- [Exercise brief] Of all the lines in the records, how many hold the word "técnica"? Answer with the number only.

:: Material

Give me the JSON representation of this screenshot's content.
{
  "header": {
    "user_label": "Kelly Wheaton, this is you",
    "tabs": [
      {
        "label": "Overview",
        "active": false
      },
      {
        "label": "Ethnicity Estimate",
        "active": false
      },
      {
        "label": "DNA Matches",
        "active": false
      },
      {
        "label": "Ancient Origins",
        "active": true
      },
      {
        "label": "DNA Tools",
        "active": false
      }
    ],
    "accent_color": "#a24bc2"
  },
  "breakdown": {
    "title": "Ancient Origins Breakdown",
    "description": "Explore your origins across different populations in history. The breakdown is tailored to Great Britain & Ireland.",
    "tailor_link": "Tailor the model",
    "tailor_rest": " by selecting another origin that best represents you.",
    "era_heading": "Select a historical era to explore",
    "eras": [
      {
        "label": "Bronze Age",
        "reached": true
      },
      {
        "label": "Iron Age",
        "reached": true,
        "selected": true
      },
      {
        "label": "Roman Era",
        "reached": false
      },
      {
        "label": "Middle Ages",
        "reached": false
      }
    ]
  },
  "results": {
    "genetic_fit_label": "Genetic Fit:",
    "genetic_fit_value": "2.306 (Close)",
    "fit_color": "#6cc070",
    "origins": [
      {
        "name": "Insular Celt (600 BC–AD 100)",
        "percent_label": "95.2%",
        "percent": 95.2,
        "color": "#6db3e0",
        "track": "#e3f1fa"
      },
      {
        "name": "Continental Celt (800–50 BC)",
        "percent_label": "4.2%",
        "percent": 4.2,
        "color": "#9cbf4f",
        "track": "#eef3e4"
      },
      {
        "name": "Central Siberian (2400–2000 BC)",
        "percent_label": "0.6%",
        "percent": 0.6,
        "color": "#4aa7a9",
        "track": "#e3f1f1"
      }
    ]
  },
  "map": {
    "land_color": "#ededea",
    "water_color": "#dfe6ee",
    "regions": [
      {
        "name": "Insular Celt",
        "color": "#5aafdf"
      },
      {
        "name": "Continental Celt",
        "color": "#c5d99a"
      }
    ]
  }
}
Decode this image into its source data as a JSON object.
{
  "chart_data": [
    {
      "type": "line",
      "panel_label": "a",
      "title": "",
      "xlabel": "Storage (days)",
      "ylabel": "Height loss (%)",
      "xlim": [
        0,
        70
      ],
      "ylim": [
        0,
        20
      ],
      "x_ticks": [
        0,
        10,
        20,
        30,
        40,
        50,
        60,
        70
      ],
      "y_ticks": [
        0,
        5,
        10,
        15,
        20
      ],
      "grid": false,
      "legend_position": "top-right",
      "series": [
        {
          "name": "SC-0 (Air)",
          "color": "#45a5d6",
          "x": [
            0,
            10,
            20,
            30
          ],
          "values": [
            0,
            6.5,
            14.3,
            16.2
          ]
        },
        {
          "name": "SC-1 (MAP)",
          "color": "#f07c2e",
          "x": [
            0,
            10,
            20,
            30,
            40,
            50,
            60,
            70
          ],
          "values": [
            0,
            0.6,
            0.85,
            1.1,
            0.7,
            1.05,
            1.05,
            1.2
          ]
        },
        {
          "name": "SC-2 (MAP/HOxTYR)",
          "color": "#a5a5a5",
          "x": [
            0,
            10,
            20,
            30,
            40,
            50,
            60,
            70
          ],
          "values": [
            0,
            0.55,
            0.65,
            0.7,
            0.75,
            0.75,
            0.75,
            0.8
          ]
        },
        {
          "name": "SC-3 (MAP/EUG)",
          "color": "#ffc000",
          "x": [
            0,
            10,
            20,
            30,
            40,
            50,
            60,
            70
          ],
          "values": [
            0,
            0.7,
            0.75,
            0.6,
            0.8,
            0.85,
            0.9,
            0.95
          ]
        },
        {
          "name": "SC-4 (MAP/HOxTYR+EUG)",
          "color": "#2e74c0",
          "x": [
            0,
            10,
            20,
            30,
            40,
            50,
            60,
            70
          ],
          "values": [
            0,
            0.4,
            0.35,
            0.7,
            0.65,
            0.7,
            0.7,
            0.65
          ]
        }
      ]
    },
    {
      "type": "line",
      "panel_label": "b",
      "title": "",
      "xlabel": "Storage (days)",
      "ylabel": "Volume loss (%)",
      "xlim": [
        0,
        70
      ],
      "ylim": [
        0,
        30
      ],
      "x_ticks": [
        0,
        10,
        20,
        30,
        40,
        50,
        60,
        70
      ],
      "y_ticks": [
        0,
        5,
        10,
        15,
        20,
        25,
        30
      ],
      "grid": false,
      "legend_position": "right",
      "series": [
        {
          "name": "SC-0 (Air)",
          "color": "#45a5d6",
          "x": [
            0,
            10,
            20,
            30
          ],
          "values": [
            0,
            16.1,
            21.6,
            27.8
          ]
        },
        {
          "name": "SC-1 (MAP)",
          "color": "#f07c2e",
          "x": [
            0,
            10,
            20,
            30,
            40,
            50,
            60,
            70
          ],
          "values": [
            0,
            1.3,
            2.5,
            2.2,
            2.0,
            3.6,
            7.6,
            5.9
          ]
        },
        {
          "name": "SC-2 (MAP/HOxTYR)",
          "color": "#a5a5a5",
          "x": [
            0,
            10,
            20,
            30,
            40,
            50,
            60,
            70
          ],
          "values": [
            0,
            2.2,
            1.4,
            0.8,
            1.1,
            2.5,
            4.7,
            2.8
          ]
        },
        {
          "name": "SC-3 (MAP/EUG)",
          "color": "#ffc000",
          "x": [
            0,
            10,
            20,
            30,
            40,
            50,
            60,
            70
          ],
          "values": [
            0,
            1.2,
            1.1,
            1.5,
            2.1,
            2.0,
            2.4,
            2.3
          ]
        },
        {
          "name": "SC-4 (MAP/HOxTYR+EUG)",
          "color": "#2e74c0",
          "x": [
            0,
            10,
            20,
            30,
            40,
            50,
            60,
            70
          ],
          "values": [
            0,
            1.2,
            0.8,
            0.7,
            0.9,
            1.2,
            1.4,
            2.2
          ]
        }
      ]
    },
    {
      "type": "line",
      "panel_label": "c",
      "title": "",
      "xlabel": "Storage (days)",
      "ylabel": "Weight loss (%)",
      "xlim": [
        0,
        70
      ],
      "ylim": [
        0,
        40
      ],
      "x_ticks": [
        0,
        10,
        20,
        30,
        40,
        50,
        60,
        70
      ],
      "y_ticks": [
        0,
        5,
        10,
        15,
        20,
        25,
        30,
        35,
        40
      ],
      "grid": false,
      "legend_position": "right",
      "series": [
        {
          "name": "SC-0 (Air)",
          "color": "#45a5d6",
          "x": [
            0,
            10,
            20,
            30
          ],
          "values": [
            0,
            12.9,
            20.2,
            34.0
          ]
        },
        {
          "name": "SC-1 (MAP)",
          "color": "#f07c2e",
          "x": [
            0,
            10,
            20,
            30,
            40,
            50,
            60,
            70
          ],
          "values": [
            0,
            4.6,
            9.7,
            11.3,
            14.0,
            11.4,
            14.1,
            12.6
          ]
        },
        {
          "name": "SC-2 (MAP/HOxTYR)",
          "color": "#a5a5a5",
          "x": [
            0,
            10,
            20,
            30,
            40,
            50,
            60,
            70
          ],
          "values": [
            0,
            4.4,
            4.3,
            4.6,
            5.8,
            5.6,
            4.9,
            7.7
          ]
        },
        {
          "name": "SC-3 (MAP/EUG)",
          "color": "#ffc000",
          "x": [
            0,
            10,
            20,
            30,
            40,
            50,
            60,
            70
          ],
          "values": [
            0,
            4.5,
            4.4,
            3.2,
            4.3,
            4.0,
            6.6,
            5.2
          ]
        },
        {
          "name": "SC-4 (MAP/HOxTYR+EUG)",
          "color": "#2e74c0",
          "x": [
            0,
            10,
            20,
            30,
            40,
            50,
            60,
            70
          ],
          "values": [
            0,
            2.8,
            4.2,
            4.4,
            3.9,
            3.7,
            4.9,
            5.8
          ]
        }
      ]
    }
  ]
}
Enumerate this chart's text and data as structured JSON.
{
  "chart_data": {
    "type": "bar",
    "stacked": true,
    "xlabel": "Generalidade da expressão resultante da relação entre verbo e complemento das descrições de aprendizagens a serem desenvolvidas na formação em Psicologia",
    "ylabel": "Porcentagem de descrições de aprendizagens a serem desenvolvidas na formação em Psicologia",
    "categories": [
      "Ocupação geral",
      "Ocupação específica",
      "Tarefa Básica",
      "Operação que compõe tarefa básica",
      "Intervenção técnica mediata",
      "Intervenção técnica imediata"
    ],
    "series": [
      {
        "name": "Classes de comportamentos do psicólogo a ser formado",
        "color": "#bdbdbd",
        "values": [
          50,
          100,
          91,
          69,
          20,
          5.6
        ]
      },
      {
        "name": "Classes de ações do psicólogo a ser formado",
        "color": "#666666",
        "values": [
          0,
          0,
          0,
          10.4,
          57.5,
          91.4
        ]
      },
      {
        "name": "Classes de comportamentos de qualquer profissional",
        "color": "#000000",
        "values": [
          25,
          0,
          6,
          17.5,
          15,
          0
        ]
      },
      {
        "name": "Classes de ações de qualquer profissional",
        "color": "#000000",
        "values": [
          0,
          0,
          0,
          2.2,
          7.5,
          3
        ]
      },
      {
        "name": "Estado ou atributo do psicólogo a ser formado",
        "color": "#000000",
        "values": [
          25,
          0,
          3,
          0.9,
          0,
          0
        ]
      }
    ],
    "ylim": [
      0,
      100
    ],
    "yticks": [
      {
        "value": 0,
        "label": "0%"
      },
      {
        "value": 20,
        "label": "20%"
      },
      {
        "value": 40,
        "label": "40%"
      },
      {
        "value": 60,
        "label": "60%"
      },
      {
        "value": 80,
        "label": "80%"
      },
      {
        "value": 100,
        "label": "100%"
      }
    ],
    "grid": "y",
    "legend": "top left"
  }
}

::::

- [The reply] 2